Dataset entries ::

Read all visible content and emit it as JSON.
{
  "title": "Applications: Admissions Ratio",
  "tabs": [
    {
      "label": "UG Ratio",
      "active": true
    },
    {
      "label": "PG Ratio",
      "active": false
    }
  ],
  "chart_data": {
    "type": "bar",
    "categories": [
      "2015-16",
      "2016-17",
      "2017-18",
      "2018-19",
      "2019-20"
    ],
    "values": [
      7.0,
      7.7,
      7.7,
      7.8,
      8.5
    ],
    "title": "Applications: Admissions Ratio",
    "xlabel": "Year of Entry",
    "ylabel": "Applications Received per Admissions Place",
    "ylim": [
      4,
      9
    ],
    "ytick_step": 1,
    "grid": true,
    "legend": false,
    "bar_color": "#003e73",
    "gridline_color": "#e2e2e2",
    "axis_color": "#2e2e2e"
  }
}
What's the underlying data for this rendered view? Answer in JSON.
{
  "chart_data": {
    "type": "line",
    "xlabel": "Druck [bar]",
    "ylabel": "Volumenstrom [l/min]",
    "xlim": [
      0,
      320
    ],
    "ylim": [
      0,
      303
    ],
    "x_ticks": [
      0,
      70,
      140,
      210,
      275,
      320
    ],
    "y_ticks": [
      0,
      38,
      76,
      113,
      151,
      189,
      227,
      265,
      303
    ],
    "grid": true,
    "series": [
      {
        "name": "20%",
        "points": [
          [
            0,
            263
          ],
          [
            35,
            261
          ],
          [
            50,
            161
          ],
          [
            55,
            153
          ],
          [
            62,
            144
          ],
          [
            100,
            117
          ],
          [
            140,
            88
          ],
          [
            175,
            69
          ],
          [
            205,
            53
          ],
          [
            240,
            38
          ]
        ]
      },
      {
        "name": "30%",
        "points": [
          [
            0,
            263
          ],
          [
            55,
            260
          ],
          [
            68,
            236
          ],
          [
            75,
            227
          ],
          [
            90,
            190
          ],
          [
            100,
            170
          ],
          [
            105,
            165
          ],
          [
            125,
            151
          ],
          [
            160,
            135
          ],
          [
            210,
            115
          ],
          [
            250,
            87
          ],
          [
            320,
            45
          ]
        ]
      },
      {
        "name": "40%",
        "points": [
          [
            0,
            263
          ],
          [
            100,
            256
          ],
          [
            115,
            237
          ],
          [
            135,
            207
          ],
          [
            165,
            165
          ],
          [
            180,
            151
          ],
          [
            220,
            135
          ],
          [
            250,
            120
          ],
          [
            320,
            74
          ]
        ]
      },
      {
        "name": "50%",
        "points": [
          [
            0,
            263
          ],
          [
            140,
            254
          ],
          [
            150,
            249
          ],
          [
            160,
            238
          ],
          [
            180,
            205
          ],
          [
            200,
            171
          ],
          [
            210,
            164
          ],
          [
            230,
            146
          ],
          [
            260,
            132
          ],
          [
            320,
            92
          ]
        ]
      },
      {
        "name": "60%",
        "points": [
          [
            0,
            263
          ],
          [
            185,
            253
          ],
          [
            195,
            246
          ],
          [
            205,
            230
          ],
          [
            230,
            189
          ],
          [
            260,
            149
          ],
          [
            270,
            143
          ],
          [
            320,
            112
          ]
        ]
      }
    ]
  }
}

Stated problem ::
Find every line in the records above that holds the word "Applications", and copy each one.

Completed exercise ::
  "title": "Applications: Admissions Ratio",
    "title": "Applications: Admissions Ratio",
    "ylabel": "Applications Received per Admissions Place",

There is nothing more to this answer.